** BEGIN **
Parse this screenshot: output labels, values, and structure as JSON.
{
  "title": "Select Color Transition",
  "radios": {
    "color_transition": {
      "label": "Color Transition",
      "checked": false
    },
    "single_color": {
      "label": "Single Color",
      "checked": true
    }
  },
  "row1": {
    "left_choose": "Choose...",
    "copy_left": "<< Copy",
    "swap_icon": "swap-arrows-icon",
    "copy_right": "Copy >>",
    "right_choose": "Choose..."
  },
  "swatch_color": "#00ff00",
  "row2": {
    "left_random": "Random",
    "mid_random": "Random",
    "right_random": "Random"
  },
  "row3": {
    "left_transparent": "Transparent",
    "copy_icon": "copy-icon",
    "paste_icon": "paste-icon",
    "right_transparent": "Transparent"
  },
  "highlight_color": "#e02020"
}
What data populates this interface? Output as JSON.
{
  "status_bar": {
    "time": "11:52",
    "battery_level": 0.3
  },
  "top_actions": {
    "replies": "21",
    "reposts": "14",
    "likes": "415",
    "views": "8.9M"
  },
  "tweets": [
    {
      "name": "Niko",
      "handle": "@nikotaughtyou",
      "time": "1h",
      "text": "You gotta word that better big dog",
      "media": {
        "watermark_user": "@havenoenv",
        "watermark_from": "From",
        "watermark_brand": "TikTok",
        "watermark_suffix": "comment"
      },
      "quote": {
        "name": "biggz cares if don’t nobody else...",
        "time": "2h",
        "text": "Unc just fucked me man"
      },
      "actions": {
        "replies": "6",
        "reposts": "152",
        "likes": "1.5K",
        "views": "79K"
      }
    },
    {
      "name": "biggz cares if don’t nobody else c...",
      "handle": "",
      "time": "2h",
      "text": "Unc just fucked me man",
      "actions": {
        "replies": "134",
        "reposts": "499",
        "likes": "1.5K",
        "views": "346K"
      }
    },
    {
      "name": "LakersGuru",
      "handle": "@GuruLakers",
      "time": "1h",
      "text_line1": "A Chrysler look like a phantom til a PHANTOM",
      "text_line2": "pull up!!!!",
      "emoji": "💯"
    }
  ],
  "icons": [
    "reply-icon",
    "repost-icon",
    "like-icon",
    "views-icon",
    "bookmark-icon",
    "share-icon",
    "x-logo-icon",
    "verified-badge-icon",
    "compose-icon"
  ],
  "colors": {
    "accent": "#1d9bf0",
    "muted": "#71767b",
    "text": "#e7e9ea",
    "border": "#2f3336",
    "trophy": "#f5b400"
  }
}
** END **
- **What to work on**: Exactly as written above, please repeat the entries.

- **Finished exercise**:
Parse this screenshot: output labels, values, and structure as JSON.
{
  "title": "Select Color Transition",
  "radios": {
    "color_transition": {
      "label": "Color Transition",
      "checked": false
    },
    "single_color": {
      "label": "Single Color",
      "checked": true
    }
  },
  "row1": {
    "left_choose": "Choose...",
    "copy_left": "<< Copy",
    "swap_icon": "swap-arrows-icon",
    "copy_right": "Copy >>",
    "right_choose": "Choose..."
  },
  "swatch_color": "#00ff00",
  "row2": {
    "left_random": "Random",
    "mid_random": "Random",
    "right_random": "Random"
  },
  "row3": {
    "left_transparent": "Transparent",
    "copy_icon": "copy-icon",
    "paste_icon": "paste-icon",
    "right_transparent": "Transparent"
  },
  "highlight_color": "#e02020"
}
What data populates this interface? Output as JSON.
{
  "status_bar": {
    "time": "11:52",
    "battery_level": 0.3
  },
  "top_actions": {
    "replies": "21",
    "reposts": "14",
    "likes": "415",
    "views": "8.9M"
  },
  "tweets": [
    {
      "name": "Niko",
      "handle": "@nikotaughtyou",
      "time": "1h",
      "text": "You gotta word that better big dog",
      "media": {
        "watermark_user": "@havenoenv",
        "watermark_from": "From",
        "watermark_brand": "TikTok",
        "watermark_suffix": "comment"
      },
      "quote": {
        "name": "biggz cares if don’t nobody else...",
        "time": "2h",
        "text": "Unc just fucked me man"
      },
      "actions": {
        "replies": "6",
        "reposts": "152",
        "likes": "1.5K",
        "views": "79K"
      }
    },
    {
      "name": "biggz cares if don’t nobody else c...",
      "handle": "",
      "time": "2h",
      "text": "Unc just fucked me man",
      "actions": {
        "replies": "134",
        "reposts": "499",
        "likes": "1.5K",
        "views": "346K"
      }
    },
    {
      "name": "LakersGuru",
      "handle": "@GuruLakers",
      "time": "1h",
      "text_line1": "A Chrysler look like a phantom til a PHANTOM",
      "text_line2": "pull up!!!!",
      "emoji": "💯"
    }
  ],
  "icons": [
    "reply-icon",
    "repost-icon",
    "like-icon",
    "views-icon",
    "bookmark-icon",
    "share-icon",
    "x-logo-icon",
    "verified-badge-icon",
    "compose-icon"
  ],
  "colors": {
    "accent": "#1d9bf0",
    "muted": "#71767b",
    "text": "#e7e9ea",
    "border": "#2f3336",
    "trophy": "#f5b400"
  }
}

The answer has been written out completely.